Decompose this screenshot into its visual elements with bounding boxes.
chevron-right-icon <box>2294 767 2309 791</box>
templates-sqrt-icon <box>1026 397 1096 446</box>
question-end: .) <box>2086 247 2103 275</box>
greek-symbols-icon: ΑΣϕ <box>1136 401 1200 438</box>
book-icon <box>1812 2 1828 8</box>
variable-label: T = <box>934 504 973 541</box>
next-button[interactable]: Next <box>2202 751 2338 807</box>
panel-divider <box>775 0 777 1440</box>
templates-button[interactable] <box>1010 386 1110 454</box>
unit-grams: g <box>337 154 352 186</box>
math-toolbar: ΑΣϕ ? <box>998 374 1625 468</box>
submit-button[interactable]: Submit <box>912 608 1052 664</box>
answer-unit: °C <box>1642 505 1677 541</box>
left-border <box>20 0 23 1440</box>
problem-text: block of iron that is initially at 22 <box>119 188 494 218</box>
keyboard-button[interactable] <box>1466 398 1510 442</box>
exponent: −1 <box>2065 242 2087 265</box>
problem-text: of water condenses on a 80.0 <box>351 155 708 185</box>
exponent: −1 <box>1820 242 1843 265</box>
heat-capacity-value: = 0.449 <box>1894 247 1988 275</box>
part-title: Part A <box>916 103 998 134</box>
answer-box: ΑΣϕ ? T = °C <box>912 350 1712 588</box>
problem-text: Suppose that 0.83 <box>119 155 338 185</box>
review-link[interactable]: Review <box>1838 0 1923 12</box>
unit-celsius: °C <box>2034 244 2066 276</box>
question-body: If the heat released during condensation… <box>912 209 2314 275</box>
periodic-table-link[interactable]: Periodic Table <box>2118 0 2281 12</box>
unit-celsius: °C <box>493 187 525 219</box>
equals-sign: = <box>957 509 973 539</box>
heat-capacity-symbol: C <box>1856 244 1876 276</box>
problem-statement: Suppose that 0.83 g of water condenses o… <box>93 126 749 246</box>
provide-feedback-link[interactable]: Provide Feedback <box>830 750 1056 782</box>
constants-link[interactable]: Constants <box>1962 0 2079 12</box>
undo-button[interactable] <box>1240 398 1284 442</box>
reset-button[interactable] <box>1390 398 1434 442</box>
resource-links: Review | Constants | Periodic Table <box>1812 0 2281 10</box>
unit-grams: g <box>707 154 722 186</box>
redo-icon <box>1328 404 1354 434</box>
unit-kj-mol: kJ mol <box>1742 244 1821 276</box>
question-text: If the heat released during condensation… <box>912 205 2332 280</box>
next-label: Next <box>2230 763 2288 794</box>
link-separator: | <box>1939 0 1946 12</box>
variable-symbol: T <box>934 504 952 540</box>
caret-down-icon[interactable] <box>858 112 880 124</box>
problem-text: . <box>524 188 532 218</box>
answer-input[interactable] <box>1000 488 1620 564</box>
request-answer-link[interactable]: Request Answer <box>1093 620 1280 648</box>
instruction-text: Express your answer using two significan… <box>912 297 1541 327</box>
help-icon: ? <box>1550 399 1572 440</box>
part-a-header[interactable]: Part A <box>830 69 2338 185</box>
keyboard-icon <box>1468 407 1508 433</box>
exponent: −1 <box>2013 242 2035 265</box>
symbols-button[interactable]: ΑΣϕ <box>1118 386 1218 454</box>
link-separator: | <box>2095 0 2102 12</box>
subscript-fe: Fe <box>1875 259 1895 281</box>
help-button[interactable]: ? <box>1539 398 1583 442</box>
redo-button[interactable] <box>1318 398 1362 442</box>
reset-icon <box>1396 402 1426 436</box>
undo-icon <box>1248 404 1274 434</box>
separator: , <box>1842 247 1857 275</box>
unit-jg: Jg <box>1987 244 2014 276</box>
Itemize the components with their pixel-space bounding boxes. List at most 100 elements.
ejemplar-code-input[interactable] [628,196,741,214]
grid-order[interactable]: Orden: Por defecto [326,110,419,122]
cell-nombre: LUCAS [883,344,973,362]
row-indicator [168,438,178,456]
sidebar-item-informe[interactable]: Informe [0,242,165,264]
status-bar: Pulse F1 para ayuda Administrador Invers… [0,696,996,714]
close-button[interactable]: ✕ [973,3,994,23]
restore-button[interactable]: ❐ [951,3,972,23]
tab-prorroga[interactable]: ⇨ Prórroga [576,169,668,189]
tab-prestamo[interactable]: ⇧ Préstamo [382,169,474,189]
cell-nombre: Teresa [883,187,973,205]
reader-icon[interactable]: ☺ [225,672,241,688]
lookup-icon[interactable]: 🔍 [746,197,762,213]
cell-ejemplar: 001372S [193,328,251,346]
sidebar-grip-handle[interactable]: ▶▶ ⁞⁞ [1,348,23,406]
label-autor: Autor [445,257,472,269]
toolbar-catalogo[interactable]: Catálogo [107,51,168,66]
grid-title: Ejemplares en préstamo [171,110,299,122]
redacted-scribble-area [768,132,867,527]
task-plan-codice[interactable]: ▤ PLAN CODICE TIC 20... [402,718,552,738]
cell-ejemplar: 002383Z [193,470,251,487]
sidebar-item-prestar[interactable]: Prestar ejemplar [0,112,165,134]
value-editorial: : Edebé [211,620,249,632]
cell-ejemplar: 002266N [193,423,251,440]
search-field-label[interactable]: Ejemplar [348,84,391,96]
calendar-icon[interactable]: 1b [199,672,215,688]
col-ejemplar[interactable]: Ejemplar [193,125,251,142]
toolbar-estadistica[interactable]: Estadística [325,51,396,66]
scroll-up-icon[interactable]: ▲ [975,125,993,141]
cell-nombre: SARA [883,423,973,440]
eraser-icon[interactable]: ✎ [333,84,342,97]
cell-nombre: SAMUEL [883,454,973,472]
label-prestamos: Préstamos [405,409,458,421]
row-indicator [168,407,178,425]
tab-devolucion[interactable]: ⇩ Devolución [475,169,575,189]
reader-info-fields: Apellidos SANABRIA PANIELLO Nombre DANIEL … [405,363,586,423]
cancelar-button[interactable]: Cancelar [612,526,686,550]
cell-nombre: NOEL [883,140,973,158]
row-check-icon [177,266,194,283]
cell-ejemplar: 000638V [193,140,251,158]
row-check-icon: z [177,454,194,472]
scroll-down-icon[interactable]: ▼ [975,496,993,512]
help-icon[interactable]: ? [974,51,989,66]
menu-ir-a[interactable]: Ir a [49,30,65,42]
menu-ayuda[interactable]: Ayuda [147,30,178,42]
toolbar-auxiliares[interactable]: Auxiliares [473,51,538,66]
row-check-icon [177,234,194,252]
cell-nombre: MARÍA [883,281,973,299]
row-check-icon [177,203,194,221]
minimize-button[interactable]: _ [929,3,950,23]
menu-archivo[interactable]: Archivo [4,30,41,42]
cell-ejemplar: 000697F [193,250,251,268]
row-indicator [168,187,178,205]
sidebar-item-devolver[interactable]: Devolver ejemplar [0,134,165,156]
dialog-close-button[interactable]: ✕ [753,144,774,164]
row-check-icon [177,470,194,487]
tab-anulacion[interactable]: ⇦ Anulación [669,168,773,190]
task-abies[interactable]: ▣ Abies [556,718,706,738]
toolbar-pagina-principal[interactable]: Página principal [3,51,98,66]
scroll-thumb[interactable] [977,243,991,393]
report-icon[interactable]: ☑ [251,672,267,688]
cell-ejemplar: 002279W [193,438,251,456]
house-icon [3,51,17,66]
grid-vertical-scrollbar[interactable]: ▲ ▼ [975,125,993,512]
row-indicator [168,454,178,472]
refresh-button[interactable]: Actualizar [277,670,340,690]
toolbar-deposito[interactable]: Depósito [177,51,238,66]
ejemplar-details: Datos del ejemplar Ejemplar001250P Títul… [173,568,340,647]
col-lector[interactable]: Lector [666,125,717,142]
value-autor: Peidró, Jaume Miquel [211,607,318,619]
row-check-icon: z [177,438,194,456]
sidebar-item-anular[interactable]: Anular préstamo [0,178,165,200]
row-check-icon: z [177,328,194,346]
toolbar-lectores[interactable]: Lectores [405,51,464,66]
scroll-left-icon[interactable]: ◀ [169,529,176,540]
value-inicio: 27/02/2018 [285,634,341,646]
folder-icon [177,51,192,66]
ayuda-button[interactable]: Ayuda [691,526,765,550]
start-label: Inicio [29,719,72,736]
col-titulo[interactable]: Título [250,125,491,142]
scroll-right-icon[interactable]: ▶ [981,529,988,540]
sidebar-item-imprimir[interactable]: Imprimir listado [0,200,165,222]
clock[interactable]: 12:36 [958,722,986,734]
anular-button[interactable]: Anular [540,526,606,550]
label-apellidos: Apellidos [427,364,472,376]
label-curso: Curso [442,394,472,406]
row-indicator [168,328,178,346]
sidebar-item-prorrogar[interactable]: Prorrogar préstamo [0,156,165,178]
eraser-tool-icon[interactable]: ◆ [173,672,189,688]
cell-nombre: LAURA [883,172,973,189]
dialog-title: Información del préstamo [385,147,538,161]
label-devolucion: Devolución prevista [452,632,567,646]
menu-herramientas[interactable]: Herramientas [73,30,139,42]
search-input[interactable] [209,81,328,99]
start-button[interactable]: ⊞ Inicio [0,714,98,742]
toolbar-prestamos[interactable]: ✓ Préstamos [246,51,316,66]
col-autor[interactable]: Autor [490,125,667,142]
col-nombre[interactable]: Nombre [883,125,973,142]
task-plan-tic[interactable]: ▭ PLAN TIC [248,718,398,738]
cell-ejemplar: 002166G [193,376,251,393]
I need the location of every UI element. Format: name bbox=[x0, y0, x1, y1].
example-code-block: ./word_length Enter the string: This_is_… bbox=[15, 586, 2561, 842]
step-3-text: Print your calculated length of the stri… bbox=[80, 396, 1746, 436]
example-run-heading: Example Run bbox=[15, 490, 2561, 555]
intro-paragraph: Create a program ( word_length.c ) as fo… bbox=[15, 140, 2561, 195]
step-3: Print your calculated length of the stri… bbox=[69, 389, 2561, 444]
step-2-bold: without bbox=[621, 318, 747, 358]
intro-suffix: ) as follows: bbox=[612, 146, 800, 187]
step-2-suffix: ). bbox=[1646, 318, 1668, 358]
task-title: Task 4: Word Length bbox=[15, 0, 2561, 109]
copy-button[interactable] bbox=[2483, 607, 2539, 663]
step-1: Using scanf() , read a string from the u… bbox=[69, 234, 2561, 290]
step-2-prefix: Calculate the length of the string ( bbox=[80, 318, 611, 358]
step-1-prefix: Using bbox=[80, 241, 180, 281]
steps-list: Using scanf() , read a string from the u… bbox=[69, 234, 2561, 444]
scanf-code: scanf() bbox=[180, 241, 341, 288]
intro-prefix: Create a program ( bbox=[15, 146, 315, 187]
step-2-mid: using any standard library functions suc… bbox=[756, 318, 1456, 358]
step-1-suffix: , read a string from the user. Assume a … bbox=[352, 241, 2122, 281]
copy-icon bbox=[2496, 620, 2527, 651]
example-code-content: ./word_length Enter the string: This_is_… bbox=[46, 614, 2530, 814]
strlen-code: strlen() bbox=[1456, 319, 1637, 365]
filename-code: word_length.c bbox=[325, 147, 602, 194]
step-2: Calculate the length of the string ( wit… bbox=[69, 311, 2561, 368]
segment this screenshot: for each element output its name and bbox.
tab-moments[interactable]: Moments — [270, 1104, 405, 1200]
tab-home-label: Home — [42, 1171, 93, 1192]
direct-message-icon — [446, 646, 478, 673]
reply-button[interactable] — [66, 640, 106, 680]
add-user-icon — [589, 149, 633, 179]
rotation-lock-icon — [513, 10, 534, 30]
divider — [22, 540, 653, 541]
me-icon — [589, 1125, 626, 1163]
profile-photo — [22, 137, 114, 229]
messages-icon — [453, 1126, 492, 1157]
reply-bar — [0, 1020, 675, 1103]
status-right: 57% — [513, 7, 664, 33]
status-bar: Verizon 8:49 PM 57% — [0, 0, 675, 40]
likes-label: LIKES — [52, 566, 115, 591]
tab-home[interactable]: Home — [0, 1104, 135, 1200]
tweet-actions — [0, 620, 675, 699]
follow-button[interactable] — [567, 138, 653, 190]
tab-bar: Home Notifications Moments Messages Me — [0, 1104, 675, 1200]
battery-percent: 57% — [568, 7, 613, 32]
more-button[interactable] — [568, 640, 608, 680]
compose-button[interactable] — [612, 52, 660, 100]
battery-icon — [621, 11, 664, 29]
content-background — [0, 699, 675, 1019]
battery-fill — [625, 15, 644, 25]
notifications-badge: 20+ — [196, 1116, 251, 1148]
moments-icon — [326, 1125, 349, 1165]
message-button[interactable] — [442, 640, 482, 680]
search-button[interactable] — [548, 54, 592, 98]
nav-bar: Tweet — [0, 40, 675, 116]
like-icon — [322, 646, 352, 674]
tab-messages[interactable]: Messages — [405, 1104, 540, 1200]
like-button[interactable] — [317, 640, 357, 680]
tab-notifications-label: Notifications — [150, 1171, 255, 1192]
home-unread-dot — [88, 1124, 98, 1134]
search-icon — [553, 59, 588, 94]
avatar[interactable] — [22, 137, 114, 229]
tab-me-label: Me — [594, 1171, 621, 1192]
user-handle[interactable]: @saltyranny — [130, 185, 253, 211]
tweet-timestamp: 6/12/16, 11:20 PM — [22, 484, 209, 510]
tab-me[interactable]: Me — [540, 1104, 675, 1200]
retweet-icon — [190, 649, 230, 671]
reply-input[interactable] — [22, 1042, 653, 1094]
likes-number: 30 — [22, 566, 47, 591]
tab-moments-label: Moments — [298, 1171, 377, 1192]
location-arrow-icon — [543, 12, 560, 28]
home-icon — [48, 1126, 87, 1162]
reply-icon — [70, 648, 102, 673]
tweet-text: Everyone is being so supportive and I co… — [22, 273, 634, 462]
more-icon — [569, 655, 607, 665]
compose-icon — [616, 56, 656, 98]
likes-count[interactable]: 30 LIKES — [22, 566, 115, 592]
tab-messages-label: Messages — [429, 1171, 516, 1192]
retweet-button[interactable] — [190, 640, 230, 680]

···

What the exercise asks:
Can you recast the records as a JSON list of strings, one per line, starting with the first line of the records and stopping after the line that contains "templates-button[interactable] <box>1010 386"? Leave out any blank lines.

Exercise answer:
[
  "Decompose this screenshot into its visual elements with bounding boxes.",
  "chevron-right-icon <box>2294 767 2309 791</box>",
  "templates-sqrt-icon <box>1026 397 1096 446</box>",
  "question-end: .) <box>2086 247 2103 275</box>",
  "greek-symbols-icon: ΑΣϕ <box>1136 401 1200 438</box>",
  "book-icon <box>1812 2 1828 8</box>",
  "variable-label: T = <box>934 504 973 541</box>",
  "next-button[interactable]: Next <box>2202 751 2338 807</box>",
  "panel-divider <box>775 0 777 1440</box>",
  "templates-button[interactable] <box>1010 386 1110 454</box>"
]